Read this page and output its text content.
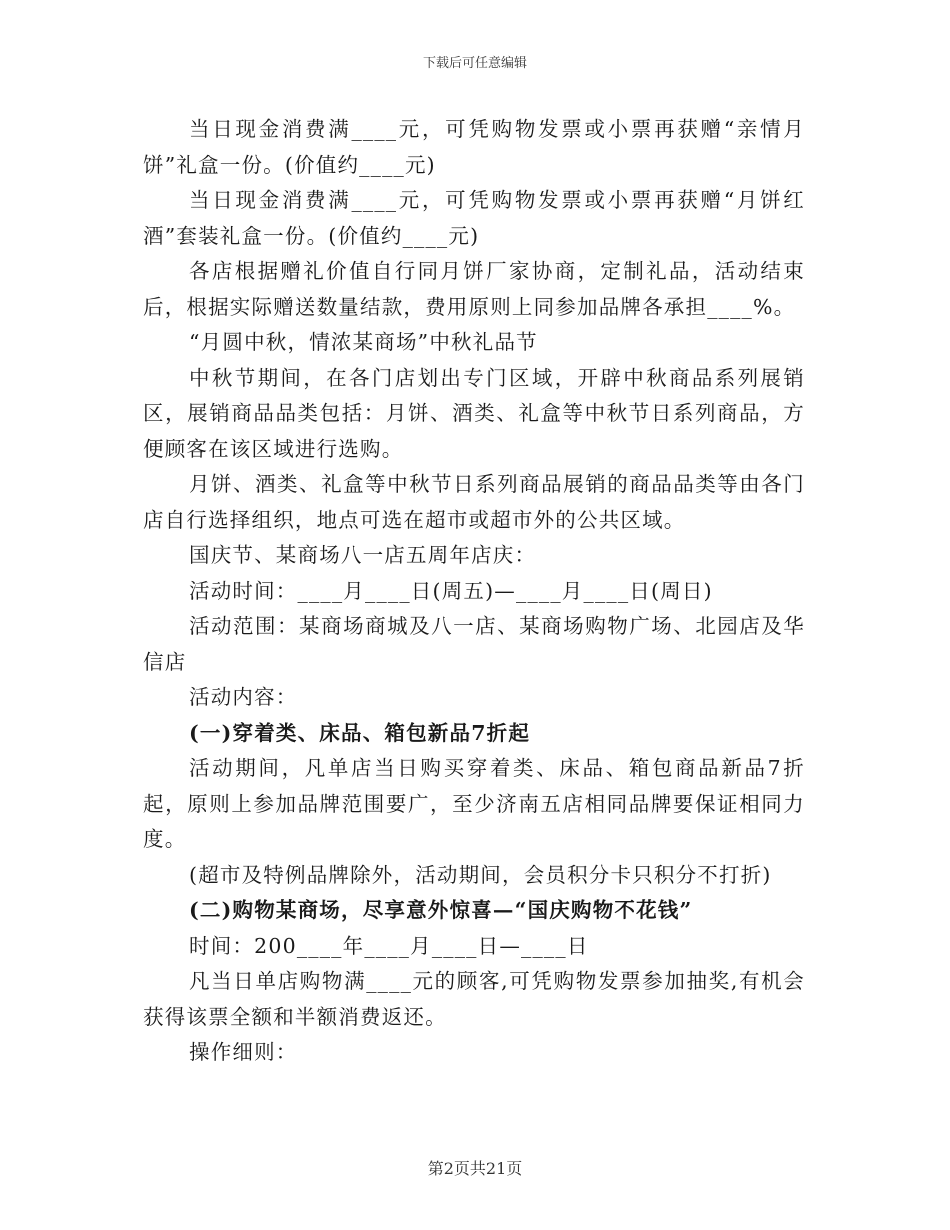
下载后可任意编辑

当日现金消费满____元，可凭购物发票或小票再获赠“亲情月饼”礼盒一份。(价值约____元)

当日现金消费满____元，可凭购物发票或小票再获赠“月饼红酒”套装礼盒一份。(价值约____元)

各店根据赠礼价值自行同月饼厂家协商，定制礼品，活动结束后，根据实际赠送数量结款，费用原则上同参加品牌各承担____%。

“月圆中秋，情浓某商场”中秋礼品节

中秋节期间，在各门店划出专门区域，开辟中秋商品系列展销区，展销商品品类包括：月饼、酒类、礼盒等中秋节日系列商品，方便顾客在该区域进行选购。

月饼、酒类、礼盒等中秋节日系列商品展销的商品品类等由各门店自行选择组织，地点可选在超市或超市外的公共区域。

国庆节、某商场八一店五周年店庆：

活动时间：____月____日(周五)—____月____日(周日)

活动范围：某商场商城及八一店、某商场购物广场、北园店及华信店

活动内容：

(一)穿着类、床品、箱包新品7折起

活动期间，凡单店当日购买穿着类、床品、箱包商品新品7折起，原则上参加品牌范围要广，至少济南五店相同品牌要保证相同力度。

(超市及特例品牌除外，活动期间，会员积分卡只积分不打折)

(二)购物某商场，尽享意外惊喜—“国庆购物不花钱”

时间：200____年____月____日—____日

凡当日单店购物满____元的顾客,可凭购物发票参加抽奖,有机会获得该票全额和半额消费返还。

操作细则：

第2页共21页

--

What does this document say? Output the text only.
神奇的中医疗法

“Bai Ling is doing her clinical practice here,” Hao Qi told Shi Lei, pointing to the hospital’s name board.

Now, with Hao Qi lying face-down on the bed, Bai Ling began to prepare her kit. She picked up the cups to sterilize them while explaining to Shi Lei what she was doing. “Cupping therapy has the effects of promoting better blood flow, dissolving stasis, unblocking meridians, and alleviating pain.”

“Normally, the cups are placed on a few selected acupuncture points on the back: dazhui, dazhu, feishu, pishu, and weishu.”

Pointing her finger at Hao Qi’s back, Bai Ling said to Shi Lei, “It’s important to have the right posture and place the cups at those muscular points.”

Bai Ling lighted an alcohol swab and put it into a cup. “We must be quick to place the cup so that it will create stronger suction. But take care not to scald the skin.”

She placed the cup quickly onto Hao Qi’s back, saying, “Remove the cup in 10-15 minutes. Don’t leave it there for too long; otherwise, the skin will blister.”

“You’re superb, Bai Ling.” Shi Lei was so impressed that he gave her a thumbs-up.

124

* * *

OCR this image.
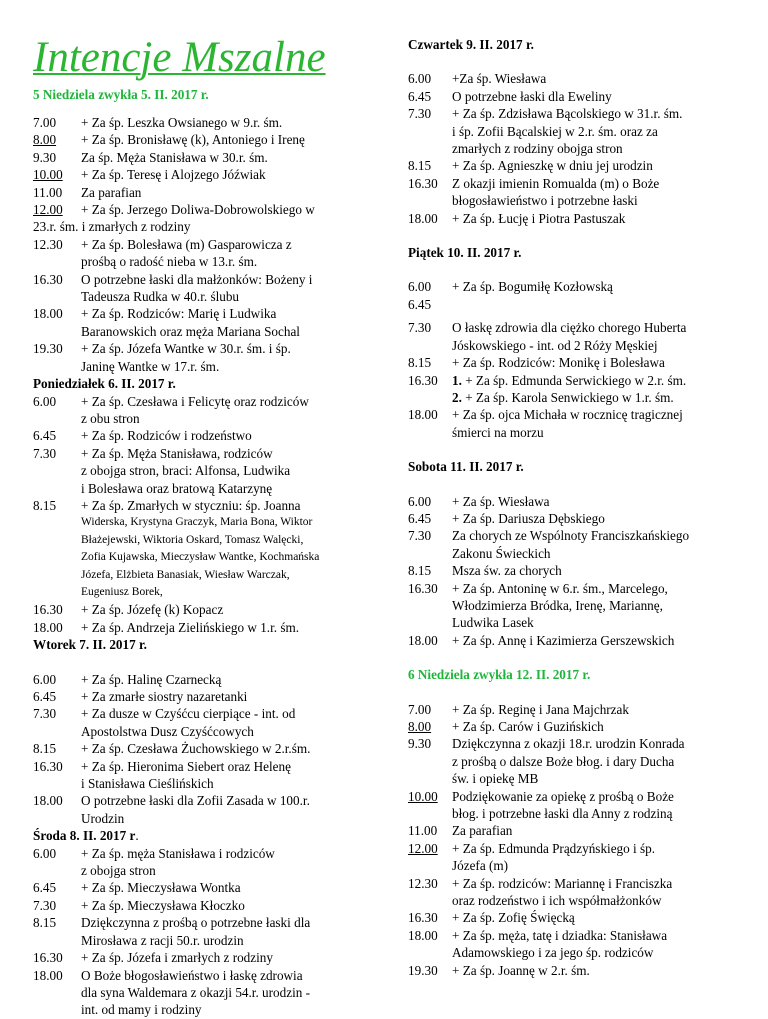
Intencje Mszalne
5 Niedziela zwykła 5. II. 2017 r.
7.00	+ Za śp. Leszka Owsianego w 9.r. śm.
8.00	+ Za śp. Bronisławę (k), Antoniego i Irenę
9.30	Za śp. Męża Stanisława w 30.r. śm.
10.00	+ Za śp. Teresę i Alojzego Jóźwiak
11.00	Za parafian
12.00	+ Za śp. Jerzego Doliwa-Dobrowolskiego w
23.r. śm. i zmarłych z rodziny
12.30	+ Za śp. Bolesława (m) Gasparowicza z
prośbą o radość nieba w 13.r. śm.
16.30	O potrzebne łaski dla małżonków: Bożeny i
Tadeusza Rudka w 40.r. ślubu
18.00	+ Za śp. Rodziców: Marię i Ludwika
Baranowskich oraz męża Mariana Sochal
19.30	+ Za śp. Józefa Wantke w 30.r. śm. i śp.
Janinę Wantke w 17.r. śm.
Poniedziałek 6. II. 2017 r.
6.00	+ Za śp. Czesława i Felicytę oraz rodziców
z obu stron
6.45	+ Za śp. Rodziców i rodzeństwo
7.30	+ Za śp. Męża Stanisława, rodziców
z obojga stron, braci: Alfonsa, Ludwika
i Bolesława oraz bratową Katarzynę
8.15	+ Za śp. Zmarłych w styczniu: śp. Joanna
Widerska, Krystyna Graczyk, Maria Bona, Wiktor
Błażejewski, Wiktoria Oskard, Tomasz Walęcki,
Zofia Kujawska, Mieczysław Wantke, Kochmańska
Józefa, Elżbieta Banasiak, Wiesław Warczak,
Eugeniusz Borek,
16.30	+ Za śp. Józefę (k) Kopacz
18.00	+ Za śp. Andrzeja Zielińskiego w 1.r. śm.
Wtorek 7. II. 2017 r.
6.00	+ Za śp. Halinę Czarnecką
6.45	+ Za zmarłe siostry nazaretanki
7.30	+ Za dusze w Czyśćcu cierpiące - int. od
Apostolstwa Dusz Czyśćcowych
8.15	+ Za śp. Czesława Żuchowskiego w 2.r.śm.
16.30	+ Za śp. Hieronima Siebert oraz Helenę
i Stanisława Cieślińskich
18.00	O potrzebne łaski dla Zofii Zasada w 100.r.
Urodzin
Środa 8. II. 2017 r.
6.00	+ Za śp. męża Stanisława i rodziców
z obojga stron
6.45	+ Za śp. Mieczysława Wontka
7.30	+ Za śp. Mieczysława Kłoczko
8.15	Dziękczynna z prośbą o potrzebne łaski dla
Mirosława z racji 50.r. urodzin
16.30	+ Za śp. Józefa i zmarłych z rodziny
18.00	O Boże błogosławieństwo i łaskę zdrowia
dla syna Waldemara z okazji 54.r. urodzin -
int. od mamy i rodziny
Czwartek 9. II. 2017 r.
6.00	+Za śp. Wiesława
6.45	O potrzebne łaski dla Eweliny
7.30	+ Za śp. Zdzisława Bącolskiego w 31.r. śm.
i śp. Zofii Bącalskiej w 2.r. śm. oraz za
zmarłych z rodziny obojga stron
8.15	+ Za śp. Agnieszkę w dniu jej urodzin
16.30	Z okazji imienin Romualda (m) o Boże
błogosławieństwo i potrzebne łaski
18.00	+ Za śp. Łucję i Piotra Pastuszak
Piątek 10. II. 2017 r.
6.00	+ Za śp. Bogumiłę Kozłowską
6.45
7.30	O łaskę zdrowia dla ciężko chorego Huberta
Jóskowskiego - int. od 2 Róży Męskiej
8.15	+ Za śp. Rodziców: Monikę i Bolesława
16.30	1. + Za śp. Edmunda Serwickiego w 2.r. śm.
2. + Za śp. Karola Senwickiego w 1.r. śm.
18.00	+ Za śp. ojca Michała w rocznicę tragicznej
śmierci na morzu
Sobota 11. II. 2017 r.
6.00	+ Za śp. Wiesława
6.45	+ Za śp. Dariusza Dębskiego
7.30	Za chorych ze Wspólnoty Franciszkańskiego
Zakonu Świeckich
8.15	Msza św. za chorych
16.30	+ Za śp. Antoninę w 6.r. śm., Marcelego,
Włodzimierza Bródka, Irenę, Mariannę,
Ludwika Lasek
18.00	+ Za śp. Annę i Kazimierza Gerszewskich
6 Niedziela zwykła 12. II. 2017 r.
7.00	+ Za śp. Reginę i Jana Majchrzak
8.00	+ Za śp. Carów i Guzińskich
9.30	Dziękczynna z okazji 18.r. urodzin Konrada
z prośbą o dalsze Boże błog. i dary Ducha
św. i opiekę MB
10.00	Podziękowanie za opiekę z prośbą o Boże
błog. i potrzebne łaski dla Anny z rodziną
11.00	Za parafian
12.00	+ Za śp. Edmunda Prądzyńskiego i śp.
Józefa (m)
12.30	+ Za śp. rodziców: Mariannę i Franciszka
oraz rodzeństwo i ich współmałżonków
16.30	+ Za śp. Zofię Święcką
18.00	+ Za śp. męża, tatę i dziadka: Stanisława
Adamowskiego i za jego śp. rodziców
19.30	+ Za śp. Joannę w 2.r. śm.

TASK: Out of the material above, select every line that holds the string "Wiesława".

WRITTEN SOLUTION:
6.00	+Za śp. Wiesława
6.00	+ Za śp. Wiesława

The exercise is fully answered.